───── DATA LINES

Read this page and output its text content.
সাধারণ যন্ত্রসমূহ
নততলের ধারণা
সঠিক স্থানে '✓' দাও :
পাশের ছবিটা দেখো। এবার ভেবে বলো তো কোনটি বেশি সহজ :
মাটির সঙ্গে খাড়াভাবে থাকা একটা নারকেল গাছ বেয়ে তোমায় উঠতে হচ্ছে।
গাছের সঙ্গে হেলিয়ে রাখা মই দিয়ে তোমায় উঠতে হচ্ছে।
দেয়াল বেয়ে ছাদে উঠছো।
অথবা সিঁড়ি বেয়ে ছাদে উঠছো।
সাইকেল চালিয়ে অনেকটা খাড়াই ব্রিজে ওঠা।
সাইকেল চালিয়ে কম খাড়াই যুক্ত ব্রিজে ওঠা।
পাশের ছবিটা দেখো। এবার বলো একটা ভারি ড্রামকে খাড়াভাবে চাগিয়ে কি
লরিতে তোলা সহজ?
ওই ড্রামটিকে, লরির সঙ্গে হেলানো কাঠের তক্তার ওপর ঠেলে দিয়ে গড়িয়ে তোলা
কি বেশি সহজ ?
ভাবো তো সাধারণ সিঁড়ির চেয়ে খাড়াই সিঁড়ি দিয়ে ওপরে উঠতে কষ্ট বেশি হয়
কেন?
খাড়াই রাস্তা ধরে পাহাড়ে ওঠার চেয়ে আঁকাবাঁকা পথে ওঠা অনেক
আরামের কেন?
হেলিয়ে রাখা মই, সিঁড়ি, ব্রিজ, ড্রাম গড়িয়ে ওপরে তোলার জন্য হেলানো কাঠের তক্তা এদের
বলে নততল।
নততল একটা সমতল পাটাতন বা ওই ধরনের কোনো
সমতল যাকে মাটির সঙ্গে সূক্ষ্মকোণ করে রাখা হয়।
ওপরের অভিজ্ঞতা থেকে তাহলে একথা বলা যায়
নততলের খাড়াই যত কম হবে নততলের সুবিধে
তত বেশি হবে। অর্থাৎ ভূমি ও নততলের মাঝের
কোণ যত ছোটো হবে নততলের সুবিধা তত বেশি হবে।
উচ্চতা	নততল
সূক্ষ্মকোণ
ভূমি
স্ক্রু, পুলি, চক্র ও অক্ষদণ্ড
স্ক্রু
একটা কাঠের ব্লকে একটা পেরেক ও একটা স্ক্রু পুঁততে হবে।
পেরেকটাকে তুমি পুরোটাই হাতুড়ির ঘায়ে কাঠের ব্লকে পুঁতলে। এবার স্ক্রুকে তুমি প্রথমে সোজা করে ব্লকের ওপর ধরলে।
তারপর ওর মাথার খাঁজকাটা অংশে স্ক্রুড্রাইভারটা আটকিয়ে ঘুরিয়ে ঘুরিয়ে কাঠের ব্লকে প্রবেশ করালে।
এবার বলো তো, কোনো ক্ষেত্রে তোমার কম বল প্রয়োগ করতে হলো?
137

──────────
───── DATA LINES

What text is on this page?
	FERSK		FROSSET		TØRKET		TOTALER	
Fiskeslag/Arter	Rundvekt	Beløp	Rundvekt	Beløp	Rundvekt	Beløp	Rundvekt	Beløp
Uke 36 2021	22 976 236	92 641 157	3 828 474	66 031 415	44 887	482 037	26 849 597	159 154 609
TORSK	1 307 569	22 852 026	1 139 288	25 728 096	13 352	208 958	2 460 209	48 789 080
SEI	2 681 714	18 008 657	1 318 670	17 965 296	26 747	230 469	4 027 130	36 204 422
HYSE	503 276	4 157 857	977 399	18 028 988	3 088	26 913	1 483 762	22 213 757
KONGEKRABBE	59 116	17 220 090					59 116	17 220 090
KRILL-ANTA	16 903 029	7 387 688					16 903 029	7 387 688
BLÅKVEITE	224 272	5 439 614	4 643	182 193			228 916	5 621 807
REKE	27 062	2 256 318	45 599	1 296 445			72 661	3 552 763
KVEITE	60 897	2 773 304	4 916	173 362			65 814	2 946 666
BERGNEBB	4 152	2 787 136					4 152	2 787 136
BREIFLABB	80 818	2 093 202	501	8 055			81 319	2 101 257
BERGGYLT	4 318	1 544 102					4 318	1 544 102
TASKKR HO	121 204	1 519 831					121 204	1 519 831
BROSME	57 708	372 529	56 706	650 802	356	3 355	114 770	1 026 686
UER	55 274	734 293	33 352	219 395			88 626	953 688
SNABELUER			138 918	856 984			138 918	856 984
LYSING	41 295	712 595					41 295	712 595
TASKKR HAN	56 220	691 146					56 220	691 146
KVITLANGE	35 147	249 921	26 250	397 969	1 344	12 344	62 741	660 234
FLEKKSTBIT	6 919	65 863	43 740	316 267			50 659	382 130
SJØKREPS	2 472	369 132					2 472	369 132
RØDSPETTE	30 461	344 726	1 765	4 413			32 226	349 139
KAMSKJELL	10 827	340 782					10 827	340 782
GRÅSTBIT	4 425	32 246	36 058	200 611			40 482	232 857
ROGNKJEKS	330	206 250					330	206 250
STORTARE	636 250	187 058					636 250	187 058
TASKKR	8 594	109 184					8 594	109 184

──────────

Copy each line from the records above that includes the string "সমতল".

নততল একটা সমতল পাটাতন বা ওই ধরনের কোনো
সমতল যাকে মাটির সঙ্গে সূক্ষ্মকোণ করে রাখা হয়।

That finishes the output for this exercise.